(begin)

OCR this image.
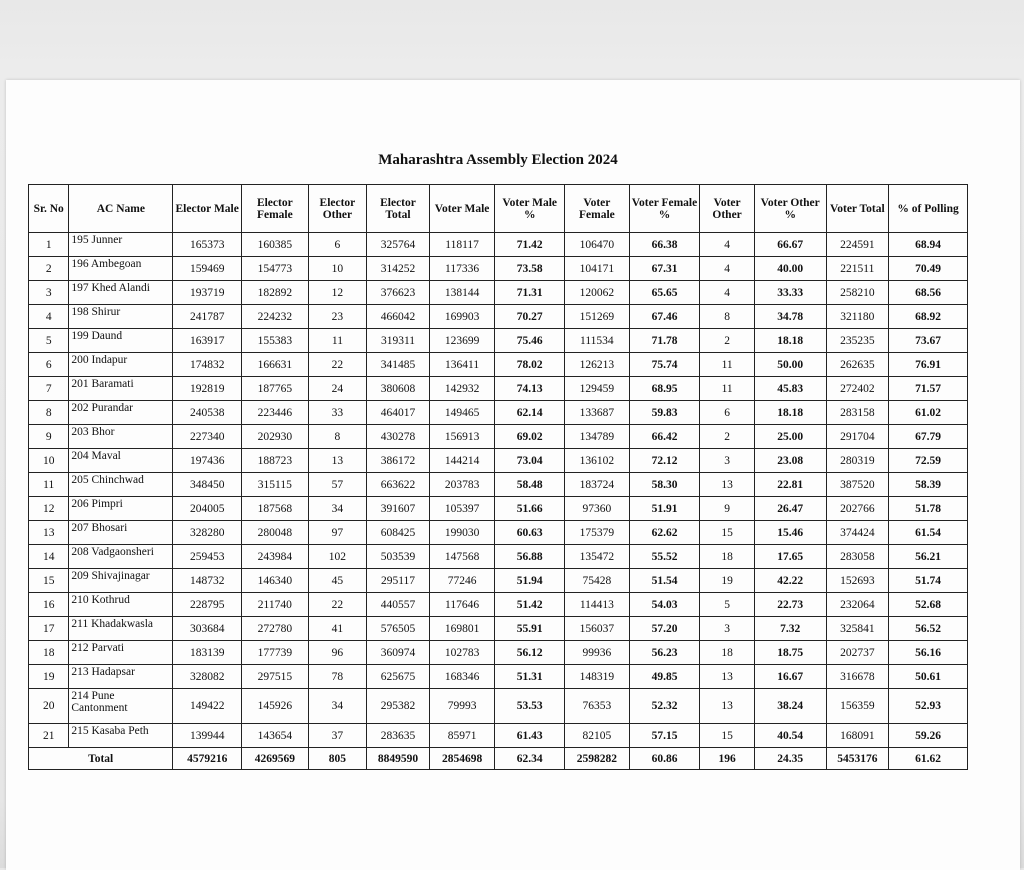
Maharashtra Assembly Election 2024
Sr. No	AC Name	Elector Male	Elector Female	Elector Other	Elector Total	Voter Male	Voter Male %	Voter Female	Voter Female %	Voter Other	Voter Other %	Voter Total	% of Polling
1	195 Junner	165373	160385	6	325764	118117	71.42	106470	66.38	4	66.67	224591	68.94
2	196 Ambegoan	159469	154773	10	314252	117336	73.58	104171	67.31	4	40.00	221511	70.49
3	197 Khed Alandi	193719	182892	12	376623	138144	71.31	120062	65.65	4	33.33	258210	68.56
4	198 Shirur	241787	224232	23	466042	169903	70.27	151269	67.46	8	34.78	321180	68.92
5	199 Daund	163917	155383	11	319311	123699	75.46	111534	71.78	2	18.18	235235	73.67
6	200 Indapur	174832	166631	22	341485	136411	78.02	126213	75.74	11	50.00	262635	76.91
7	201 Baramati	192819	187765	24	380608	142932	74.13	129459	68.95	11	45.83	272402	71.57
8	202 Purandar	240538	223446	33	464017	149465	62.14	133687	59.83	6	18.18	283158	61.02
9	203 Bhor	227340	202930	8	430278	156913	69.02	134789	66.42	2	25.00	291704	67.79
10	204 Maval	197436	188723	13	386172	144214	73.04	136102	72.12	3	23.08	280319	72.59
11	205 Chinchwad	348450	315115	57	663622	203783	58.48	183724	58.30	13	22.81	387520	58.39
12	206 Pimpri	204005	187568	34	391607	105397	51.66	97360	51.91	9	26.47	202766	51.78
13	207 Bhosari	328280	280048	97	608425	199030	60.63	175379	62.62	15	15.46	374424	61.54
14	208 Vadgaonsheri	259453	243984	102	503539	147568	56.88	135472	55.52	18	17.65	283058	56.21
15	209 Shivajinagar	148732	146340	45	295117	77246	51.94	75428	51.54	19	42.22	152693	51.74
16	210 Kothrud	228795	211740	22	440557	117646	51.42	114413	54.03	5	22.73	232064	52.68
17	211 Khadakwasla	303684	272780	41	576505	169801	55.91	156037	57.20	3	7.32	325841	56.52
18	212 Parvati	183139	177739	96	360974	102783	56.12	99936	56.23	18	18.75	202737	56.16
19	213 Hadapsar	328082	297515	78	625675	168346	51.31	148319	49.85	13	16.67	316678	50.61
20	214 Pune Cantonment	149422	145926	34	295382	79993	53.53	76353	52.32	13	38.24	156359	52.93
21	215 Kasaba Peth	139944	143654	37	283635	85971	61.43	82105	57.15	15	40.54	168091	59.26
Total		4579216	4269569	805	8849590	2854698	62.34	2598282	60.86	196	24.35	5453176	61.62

(end)

* [SET TASK]
Nothing in the entries above should change when they are printed again, except that the pictures are dropped.

* [CORRECT RESULT]
OCR this image.
Maharashtra Assembly Election 2024
Sr. No	AC Name	Elector Male	Elector Female	Elector Other	Elector Total	Voter Male	Voter Male %	Voter Female	Voter Female %	Voter Other	Voter Other %	Voter Total	% of Polling
1	195 Junner	165373	160385	6	325764	118117	71.42	106470	66.38	4	66.67	224591	68.94
2	196 Ambegoan	159469	154773	10	314252	117336	73.58	104171	67.31	4	40.00	221511	70.49
3	197 Khed Alandi	193719	182892	12	376623	138144	71.31	120062	65.65	4	33.33	258210	68.56
4	198 Shirur	241787	224232	23	466042	169903	70.27	151269	67.46	8	34.78	321180	68.92
5	199 Daund	163917	155383	11	319311	123699	75.46	111534	71.78	2	18.18	235235	73.67
6	200 Indapur	174832	166631	22	341485	136411	78.02	126213	75.74	11	50.00	262635	76.91
7	201 Baramati	192819	187765	24	380608	142932	74.13	129459	68.95	11	45.83	272402	71.57
8	202 Purandar	240538	223446	33	464017	149465	62.14	133687	59.83	6	18.18	283158	61.02
9	203 Bhor	227340	202930	8	430278	156913	69.02	134789	66.42	2	25.00	291704	67.79
10	204 Maval	197436	188723	13	386172	144214	73.04	136102	72.12	3	23.08	280319	72.59
11	205 Chinchwad	348450	315115	57	663622	203783	58.48	183724	58.30	13	22.81	387520	58.39
12	206 Pimpri	204005	187568	34	391607	105397	51.66	97360	51.91	9	26.47	202766	51.78
13	207 Bhosari	328280	280048	97	608425	199030	60.63	175379	62.62	15	15.46	374424	61.54
14	208 Vadgaonsheri	259453	243984	102	503539	147568	56.88	135472	55.52	18	17.65	283058	56.21
15	209 Shivajinagar	148732	146340	45	295117	77246	51.94	75428	51.54	19	42.22	152693	51.74
16	210 Kothrud	228795	211740	22	440557	117646	51.42	114413	54.03	5	22.73	232064	52.68
17	211 Khadakwasla	303684	272780	41	576505	169801	55.91	156037	57.20	3	7.32	325841	56.52
18	212 Parvati	183139	177739	96	360974	102783	56.12	99936	56.23	18	18.75	202737	56.16
19	213 Hadapsar	328082	297515	78	625675	168346	51.31	148319	49.85	13	16.67	316678	50.61
20	214 Pune Cantonment	149422	145926	34	295382	79993	53.53	76353	52.32	13	38.24	156359	52.93
21	215 Kasaba Peth	139944	143654	37	283635	85971	61.43	82105	57.15	15	40.54	168091	59.26
Total		4579216	4269569	805	8849590	2854698	62.34	2598282	60.86	196	24.35	5453176	61.62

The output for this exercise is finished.